• Material:
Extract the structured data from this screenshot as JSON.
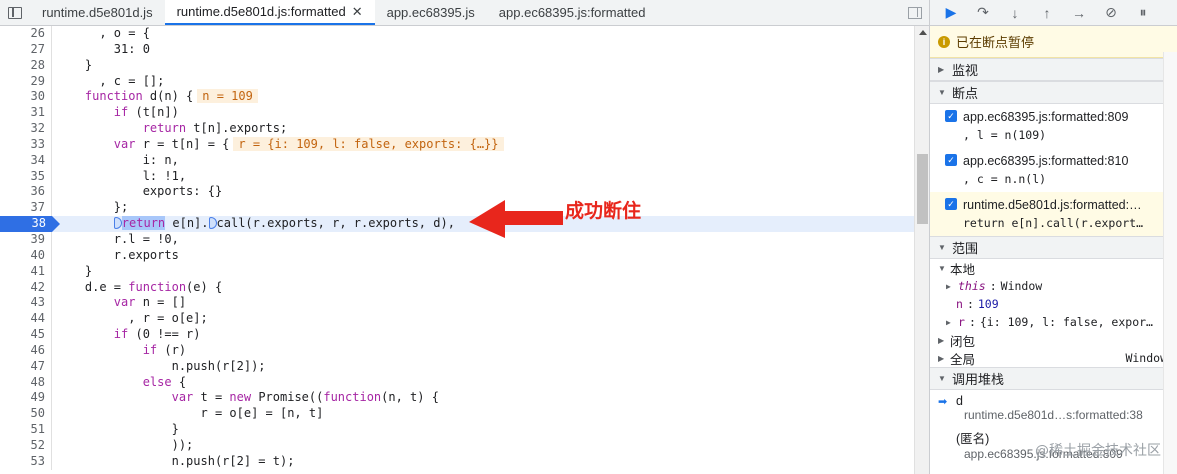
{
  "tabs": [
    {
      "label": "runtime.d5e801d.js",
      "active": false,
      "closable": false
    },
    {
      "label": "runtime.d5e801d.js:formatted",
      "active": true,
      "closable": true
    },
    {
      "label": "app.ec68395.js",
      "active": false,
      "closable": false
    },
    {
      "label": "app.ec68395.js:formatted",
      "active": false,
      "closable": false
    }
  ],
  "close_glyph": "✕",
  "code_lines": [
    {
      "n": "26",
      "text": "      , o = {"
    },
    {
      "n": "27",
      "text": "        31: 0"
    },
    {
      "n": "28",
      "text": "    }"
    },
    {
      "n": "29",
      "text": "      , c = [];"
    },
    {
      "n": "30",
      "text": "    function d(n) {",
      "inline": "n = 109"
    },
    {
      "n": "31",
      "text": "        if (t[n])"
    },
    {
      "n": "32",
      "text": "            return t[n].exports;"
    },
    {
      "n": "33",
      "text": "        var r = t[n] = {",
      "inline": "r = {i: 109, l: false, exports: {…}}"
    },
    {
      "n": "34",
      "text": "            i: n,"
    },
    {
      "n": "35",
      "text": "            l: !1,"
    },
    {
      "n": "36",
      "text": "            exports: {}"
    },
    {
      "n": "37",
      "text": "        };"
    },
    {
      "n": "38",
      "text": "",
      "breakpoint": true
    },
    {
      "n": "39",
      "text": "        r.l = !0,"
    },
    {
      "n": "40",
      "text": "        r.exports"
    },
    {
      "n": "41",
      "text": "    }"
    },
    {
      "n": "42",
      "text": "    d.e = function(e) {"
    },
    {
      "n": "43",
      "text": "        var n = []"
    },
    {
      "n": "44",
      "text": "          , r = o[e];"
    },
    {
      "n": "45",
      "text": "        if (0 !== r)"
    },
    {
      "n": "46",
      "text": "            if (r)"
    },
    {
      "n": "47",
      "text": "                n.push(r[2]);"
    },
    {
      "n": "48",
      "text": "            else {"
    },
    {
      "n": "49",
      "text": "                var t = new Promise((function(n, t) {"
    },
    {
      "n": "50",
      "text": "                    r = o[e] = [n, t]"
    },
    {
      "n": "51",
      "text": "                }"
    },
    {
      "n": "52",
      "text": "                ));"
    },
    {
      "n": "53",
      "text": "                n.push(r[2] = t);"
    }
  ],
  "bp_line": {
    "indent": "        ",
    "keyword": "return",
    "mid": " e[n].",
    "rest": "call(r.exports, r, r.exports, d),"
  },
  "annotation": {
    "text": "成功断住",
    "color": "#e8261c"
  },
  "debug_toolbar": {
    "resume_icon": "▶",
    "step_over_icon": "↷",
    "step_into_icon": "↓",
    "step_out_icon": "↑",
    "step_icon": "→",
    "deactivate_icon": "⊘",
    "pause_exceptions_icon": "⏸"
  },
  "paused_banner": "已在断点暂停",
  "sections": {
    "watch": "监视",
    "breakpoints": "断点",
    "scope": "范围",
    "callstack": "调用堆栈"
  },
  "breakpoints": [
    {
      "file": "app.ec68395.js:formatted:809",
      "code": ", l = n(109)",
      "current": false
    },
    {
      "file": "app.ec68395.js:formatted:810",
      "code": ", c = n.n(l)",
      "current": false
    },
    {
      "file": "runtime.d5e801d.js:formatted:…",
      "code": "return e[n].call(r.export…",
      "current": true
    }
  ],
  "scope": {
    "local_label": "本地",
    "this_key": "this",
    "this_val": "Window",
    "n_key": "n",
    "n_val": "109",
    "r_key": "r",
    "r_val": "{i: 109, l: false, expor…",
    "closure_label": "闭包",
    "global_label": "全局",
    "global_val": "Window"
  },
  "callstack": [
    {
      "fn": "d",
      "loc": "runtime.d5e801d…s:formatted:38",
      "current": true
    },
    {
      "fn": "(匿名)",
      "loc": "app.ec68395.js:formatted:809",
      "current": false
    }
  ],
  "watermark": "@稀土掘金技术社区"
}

• Task directions: Print each entry shown above with exact wording and no pictures.

• Solution for this task:
Extract the structured data from this screenshot as JSON.
{
  "tabs": [
    {
      "label": "runtime.d5e801d.js",
      "active": false,
      "closable": false
    },
    {
      "label": "runtime.d5e801d.js:formatted",
      "active": true,
      "closable": true
    },
    {
      "label": "app.ec68395.js",
      "active": false,
      "closable": false
    },
    {
      "label": "app.ec68395.js:formatted",
      "active": false,
      "closable": false
    }
  ],
  "close_glyph": "✕",
  "code_lines": [
    {
      "n": "26",
      "text": "      , o = {"
    },
    {
      "n": "27",
      "text": "        31: 0"
    },
    {
      "n": "28",
      "text": "    }"
    },
    {
      "n": "29",
      "text": "      , c = [];"
    },
    {
      "n": "30",
      "text": "    function d(n) {",
      "inline": "n = 109"
    },
    {
      "n": "31",
      "text": "        if (t[n])"
    },
    {
      "n": "32",
      "text": "            return t[n].exports;"
    },
    {
      "n": "33",
      "text": "        var r = t[n] = {",
      "inline": "r = {i: 109, l: false, exports: {…}}"
    },
    {
      "n": "34",
      "text": "            i: n,"
    },
    {
      "n": "35",
      "text": "            l: !1,"
    },
    {
      "n": "36",
      "text": "            exports: {}"
    },
    {
      "n": "37",
      "text": "        };"
    },
    {
      "n": "38",
      "text": "",
      "breakpoint": true
    },
    {
      "n": "39",
      "text": "        r.l = !0,"
    },
    {
      "n": "40",
      "text": "        r.exports"
    },
    {
      "n": "41",
      "text": "    }"
    },
    {
      "n": "42",
      "text": "    d.e = function(e) {"
    },
    {
      "n": "43",
      "text": "        var n = []"
    },
    {
      "n": "44",
      "text": "          , r = o[e];"
    },
    {
      "n": "45",
      "text": "        if (0 !== r)"
    },
    {
      "n": "46",
      "text": "            if (r)"
    },
    {
      "n": "47",
      "text": "                n.push(r[2]);"
    },
    {
      "n": "48",
      "text": "            else {"
    },
    {
      "n": "49",
      "text": "                var t = new Promise((function(n, t) {"
    },
    {
      "n": "50",
      "text": "                    r = o[e] = [n, t]"
    },
    {
      "n": "51",
      "text": "                }"
    },
    {
      "n": "52",
      "text": "                ));"
    },
    {
      "n": "53",
      "text": "                n.push(r[2] = t);"
    }
  ],
  "bp_line": {
    "indent": "        ",
    "keyword": "return",
    "mid": " e[n].",
    "rest": "call(r.exports, r, r.exports, d),"
  },
  "annotation": {
    "text": "成功断住",
    "color": "#e8261c"
  },
  "debug_toolbar": {
    "resume_icon": "▶",
    "step_over_icon": "↷",
    "step_into_icon": "↓",
    "step_out_icon": "↑",
    "step_icon": "→",
    "deactivate_icon": "⊘",
    "pause_exceptions_icon": "⏸"
  },
  "paused_banner": "已在断点暂停",
  "sections": {
    "watch": "监视",
    "breakpoints": "断点",
    "scope": "范围",
    "callstack": "调用堆栈"
  },
  "breakpoints": [
    {
      "file": "app.ec68395.js:formatted:809",
      "code": ", l = n(109)",
      "current": false
    },
    {
      "file": "app.ec68395.js:formatted:810",
      "code": ", c = n.n(l)",
      "current": false
    },
    {
      "file": "runtime.d5e801d.js:formatted:…",
      "code": "return e[n].call(r.export…",
      "current": true
    }
  ],
  "scope": {
    "local_label": "本地",
    "this_key": "this",
    "this_val": "Window",
    "n_key": "n",
    "n_val": "109",
    "r_key": "r",
    "r_val": "{i: 109, l: false, expor…",
    "closure_label": "闭包",
    "global_label": "全局",
    "global_val": "Window"
  },
  "callstack": [
    {
      "fn": "d",
      "loc": "runtime.d5e801d…s:formatted:38",
      "current": true
    },
    {
      "fn": "(匿名)",
      "loc": "app.ec68395.js:formatted:809",
      "current": false
    }
  ],
  "watermark": "@稀土掘金技术社区"
}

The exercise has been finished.